| WRITTEN REQUEST |
Wherever the word "string" shows up in a line, please copy that line.

Start

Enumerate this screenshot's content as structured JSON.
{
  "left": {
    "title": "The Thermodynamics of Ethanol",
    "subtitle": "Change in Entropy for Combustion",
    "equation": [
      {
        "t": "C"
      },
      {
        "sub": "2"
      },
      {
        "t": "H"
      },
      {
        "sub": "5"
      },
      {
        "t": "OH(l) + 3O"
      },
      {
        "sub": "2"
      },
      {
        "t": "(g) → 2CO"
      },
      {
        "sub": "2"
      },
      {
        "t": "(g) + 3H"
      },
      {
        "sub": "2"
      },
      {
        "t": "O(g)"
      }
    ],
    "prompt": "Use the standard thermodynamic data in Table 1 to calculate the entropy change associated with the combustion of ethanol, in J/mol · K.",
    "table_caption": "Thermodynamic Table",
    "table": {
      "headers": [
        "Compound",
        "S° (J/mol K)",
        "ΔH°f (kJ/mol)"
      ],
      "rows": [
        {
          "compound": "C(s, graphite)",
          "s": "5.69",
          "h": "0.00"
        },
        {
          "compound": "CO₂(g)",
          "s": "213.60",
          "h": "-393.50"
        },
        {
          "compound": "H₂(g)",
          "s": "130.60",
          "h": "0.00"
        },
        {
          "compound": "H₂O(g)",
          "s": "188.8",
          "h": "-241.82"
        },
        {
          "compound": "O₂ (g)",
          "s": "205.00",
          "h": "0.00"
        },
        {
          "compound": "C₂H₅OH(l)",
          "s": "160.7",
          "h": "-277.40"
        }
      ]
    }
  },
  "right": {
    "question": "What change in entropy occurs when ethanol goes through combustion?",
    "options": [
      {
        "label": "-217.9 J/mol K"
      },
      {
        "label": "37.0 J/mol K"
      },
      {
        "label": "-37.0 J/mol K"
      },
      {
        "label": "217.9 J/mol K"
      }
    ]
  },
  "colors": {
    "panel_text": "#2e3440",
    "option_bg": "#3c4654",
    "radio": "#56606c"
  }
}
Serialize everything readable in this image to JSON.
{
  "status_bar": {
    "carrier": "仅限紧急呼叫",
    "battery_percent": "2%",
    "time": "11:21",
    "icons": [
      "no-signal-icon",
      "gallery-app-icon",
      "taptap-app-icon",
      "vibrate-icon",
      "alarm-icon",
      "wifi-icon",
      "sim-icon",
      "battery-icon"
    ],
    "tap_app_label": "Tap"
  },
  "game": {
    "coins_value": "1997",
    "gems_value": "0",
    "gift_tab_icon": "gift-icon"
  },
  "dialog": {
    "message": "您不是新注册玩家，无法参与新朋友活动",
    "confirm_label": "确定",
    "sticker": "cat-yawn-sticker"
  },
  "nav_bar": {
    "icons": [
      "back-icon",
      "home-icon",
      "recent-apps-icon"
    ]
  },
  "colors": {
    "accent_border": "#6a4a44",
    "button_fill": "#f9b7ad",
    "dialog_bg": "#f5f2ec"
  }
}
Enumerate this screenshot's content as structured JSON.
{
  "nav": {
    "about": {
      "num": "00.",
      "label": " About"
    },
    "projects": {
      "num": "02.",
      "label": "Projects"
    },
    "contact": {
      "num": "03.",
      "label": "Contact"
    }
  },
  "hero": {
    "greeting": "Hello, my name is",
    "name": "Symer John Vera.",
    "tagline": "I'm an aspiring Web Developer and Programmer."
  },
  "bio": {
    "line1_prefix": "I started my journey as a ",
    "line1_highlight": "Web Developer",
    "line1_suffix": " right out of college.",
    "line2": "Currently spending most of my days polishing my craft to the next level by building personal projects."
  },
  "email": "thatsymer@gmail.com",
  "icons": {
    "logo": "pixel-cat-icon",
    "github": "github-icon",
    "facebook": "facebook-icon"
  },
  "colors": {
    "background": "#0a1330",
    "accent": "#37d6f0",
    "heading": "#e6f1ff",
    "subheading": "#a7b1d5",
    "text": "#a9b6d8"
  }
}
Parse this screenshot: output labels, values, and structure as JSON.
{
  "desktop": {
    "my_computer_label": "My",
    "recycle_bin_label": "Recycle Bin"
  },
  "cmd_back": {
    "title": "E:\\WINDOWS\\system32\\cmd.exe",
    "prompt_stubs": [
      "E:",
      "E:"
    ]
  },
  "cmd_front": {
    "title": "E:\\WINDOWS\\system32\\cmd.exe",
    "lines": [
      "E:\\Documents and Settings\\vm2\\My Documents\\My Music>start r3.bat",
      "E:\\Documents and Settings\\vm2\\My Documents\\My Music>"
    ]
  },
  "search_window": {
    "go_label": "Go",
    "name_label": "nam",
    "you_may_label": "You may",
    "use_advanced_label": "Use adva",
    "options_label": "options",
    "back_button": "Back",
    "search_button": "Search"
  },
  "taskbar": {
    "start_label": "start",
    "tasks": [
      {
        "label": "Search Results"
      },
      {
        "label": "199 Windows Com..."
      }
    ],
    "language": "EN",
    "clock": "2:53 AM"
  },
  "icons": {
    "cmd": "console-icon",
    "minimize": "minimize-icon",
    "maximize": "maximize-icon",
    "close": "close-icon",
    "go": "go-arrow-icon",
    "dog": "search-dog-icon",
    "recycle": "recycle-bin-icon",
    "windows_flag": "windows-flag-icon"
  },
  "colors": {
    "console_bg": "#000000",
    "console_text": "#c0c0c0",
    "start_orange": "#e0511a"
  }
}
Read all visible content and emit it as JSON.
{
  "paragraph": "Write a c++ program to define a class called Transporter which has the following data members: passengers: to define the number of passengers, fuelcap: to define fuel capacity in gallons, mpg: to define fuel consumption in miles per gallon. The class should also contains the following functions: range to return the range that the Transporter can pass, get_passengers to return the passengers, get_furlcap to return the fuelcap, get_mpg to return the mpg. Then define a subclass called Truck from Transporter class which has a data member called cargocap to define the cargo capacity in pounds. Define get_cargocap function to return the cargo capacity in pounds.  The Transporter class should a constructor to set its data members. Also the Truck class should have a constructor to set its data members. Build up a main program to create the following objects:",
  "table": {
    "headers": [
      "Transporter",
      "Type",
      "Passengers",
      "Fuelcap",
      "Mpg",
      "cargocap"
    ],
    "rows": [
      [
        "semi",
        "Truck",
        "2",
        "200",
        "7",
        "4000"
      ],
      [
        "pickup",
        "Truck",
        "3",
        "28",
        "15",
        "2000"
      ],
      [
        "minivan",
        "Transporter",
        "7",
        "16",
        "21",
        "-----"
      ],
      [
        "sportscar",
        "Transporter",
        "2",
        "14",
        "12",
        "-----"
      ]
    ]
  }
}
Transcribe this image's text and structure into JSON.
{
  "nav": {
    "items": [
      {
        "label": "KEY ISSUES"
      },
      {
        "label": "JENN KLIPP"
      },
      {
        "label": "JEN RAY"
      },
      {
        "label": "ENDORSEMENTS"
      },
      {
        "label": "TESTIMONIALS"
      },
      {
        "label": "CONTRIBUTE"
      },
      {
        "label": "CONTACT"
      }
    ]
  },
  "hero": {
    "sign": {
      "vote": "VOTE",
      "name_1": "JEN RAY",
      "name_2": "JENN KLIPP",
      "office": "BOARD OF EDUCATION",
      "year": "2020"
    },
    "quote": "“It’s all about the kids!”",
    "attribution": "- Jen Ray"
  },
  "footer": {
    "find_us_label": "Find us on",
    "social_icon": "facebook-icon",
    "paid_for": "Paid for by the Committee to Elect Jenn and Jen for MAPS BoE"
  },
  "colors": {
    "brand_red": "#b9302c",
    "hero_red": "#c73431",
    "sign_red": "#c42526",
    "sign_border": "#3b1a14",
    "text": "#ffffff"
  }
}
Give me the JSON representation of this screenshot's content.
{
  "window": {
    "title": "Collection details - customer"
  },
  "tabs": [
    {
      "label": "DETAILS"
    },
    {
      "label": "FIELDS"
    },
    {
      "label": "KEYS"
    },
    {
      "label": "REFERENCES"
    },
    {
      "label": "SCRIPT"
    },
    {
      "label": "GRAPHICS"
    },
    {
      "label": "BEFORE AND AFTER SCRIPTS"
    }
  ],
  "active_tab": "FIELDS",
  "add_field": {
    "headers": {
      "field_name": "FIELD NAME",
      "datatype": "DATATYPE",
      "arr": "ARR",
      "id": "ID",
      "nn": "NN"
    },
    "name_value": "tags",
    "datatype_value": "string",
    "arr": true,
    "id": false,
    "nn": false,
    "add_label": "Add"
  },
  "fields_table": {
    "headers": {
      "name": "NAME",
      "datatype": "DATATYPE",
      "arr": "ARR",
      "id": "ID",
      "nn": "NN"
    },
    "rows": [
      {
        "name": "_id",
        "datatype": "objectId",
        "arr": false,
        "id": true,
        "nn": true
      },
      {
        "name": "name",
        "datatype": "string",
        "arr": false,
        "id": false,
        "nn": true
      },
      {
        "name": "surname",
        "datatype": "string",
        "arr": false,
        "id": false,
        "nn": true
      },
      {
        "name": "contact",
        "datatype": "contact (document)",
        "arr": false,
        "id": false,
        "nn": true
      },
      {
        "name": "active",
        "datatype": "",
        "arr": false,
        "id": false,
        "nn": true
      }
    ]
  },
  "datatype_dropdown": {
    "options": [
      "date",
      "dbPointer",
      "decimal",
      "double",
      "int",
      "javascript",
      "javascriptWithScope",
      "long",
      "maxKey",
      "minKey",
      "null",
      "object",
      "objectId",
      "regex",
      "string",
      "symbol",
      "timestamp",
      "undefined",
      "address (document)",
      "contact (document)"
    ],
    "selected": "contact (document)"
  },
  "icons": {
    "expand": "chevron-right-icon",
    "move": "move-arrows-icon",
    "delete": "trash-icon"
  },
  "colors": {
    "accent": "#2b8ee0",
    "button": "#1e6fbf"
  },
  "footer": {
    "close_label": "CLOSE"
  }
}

End

| RESULT |
    "datatype_value": "string",
        "datatype": "string",
        "datatype": "string",
      "string",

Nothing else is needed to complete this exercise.